# [What the exercise asks]
Pull out every line with the word "highlighted" from the entries below.

[Extracted data entries]
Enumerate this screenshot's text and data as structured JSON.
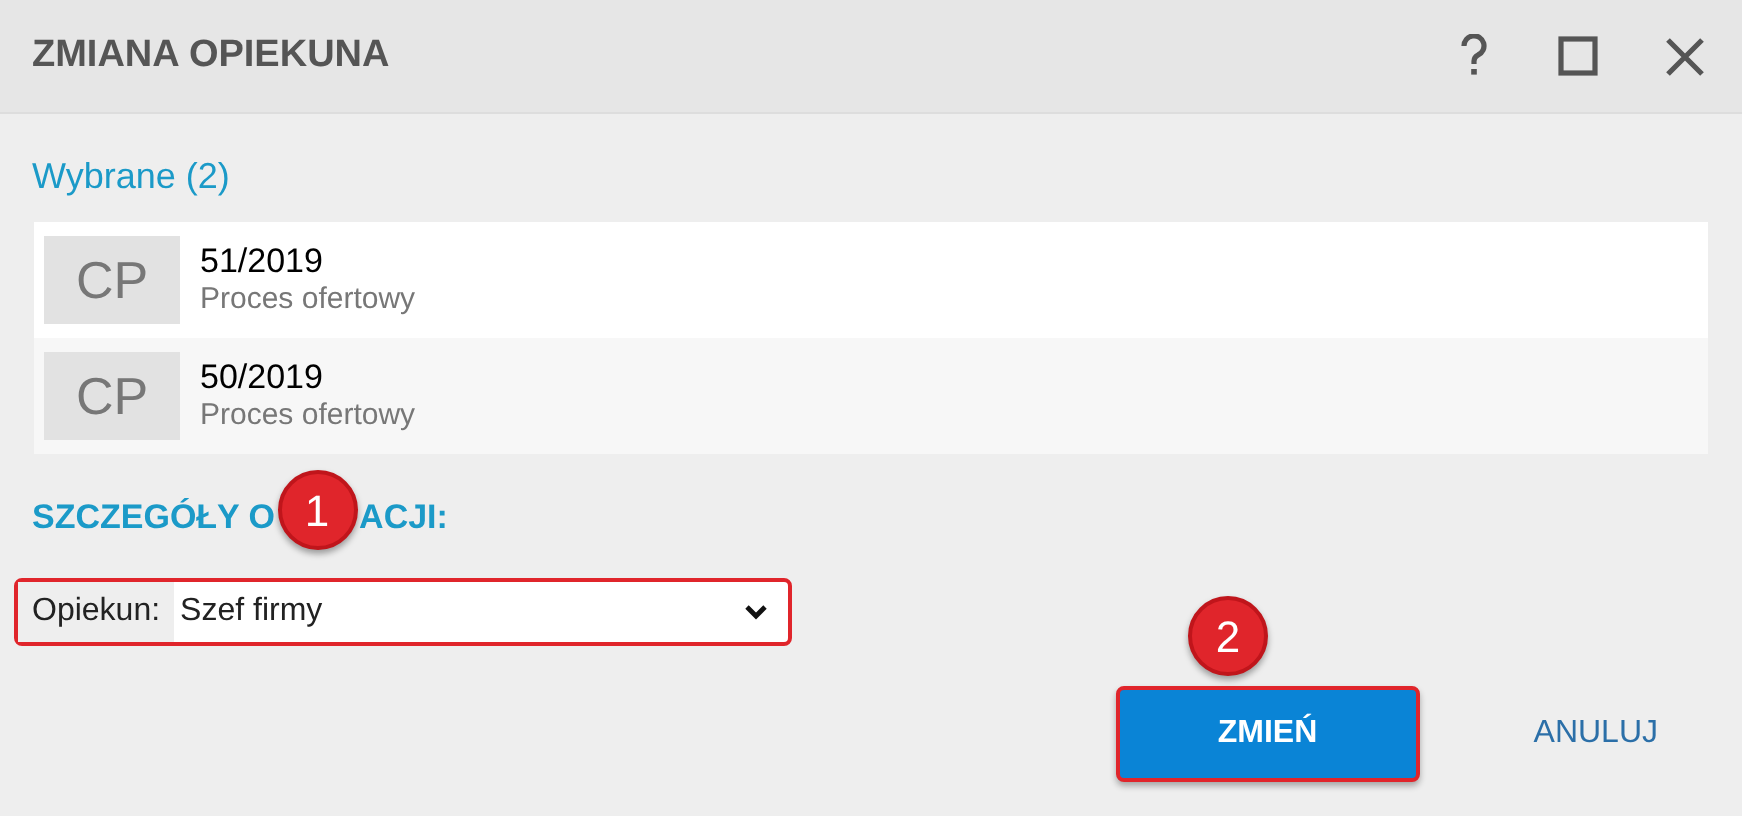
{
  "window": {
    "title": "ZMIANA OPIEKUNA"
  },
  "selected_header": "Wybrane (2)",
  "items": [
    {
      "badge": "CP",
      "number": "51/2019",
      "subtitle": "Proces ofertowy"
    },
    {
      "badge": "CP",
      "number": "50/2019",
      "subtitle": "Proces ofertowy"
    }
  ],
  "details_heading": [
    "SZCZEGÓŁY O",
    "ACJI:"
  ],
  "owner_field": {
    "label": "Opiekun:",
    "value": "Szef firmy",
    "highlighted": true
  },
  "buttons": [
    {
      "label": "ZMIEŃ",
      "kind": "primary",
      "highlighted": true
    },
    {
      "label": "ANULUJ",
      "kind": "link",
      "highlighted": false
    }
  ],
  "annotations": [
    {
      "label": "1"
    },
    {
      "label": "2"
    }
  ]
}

...

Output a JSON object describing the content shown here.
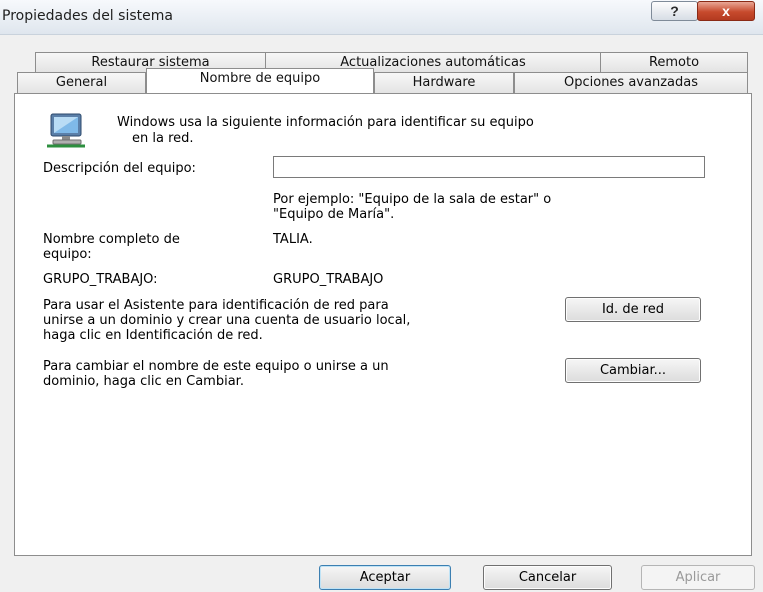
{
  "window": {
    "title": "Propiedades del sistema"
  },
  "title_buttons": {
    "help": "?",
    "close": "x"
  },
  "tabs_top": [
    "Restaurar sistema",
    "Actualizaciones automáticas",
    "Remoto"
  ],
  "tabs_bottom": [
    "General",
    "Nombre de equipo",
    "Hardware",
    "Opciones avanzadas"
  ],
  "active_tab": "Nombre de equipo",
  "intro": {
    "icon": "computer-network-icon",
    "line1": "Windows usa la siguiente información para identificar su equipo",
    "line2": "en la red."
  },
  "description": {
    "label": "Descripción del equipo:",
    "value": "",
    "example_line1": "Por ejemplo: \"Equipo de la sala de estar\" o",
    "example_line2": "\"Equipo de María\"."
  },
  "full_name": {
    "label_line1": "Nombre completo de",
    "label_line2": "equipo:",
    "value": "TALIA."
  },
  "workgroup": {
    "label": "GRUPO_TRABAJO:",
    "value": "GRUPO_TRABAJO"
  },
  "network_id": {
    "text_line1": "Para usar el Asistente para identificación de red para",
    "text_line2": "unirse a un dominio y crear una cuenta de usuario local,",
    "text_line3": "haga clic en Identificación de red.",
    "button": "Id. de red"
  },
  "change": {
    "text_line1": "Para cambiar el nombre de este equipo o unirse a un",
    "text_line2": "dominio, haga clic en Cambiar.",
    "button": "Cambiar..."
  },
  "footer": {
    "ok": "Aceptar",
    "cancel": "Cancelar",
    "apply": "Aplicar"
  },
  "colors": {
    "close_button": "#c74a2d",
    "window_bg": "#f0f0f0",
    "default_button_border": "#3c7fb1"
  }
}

# [Response]
    "highlighted": true
      "highlighted": true
      "highlighted": false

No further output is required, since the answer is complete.